What you are asked to do:
State how many lines in the records hold the word "trình", giving the number and no other text.

Supplied entries:
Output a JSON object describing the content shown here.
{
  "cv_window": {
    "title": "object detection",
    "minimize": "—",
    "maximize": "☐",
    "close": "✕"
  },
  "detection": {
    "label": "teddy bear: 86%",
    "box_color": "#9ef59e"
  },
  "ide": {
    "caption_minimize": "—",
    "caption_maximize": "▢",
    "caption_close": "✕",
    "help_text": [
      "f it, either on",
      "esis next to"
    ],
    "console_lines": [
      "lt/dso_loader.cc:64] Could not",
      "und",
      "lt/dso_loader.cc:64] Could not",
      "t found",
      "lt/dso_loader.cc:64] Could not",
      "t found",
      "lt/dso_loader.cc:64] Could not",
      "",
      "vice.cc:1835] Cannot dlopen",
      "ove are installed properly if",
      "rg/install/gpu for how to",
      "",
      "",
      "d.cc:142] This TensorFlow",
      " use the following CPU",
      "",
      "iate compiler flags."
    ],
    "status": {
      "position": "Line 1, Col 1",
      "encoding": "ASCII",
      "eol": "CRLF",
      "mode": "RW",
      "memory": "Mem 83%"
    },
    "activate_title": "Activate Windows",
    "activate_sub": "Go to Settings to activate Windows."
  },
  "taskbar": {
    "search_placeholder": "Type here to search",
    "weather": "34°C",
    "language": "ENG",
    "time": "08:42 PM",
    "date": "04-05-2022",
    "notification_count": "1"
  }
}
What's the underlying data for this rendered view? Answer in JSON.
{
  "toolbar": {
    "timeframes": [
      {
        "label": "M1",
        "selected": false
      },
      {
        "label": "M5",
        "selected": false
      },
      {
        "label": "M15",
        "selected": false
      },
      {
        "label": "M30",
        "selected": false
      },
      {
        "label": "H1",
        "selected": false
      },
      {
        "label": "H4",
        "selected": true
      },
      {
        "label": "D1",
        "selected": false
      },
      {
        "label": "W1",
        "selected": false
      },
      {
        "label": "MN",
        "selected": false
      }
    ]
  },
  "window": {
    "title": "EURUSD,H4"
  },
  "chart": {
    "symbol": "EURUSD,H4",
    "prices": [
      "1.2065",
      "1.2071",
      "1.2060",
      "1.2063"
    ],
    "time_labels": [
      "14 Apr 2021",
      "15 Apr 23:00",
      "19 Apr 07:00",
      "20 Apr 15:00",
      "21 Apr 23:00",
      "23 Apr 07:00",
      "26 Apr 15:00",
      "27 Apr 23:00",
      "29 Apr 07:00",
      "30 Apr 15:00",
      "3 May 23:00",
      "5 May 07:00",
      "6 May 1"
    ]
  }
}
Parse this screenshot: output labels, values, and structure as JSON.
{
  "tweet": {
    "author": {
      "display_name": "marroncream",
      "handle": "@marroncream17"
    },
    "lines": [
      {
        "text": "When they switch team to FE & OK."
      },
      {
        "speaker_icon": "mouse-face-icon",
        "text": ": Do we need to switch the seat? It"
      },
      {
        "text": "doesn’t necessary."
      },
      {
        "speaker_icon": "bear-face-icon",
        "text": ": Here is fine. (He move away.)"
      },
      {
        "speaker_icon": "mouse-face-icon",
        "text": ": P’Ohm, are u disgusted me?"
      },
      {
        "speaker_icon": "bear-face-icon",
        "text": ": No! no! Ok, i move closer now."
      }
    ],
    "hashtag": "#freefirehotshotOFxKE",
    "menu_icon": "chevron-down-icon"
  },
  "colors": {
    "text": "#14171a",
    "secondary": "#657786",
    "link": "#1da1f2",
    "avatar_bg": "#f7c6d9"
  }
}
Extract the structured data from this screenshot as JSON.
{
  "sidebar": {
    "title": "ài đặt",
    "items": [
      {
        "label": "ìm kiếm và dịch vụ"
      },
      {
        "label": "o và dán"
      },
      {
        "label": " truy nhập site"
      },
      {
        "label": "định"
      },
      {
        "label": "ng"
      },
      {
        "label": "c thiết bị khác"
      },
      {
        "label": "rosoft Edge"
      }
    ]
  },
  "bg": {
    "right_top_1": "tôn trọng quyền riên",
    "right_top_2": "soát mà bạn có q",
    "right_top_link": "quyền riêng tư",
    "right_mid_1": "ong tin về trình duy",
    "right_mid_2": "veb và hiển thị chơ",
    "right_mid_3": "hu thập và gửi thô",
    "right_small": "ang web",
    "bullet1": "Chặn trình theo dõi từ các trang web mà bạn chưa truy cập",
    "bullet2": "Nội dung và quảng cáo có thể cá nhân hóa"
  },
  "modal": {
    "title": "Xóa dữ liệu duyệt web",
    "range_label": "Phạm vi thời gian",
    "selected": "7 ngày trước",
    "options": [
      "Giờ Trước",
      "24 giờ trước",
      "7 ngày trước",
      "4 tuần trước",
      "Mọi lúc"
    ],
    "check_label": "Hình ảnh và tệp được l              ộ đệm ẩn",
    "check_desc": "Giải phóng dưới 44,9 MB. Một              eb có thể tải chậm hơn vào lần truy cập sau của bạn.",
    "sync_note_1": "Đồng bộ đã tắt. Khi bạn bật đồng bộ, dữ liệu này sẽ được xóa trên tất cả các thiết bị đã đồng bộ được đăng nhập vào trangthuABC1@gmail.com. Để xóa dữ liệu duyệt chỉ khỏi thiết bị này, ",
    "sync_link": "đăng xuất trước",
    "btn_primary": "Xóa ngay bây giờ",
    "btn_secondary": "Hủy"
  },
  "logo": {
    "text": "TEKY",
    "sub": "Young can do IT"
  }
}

Correct answer:
2